[TASK PROMPT]:
Can you print the data exactly and leave out each image?

(Dataset excerpts)
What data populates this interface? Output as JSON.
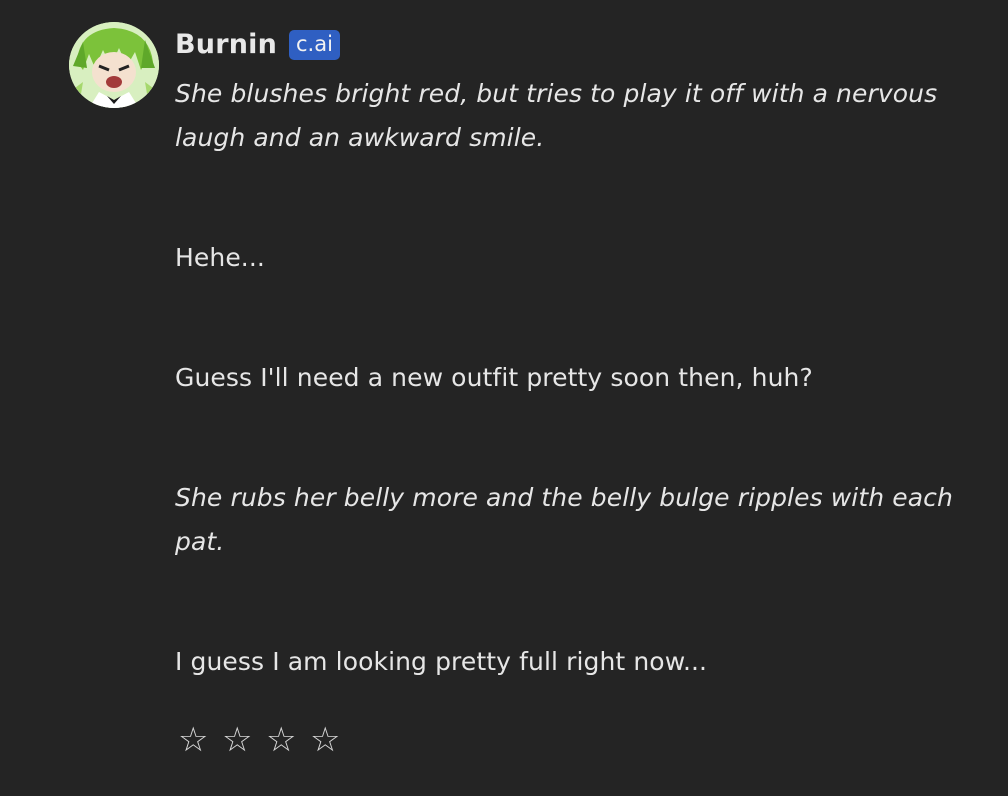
{
  "message": {
    "character_name": "Burnin",
    "badge_label": "c.ai",
    "avatar_icon": "character-avatar",
    "badge_color": "#2f5fc2",
    "background_color": "#242424",
    "paragraphs": [
      {
        "text": "She blushes bright red, but tries to play it off with a nervous laugh and an awkward smile.",
        "style": "italic"
      },
      {
        "text": "Hehe...",
        "style": "normal"
      },
      {
        "text": "Guess I'll need a new outfit pretty soon then, huh?",
        "style": "normal"
      },
      {
        "text": "She rubs her belly more and the belly bulge ripples with each pat.",
        "style": "italic"
      },
      {
        "text": "I guess I am looking pretty full right now...",
        "style": "normal"
      }
    ]
  },
  "rating": {
    "star_glyph": "☆",
    "rating_value": 0,
    "max_stars": 4,
    "stars": [
      "☆",
      "☆",
      "☆",
      "☆"
    ]
  }
}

[THE OUTPUT]:
What data populates this interface? Output as JSON.
{
  "message": {
    "character_name": "Burnin",
    "badge_label": "c.ai",
    "avatar_icon": "character-avatar",
    "badge_color": "#2f5fc2",
    "background_color": "#242424",
    "paragraphs": [
      {
        "text": "She blushes bright red, but tries to play it off with a nervous laugh and an awkward smile.",
        "style": "italic"
      },
      {
        "text": "Hehe...",
        "style": "normal"
      },
      {
        "text": "Guess I'll need a new outfit pretty soon then, huh?",
        "style": "normal"
      },
      {
        "text": "She rubs her belly more and the belly bulge ripples with each pat.",
        "style": "italic"
      },
      {
        "text": "I guess I am looking pretty full right now...",
        "style": "normal"
      }
    ]
  },
  "rating": {
    "star_glyph": "☆",
    "rating_value": 0,
    "max_stars": 4,
    "stars": [
      "☆",
      "☆",
      "☆",
      "☆"
    ]
  }
}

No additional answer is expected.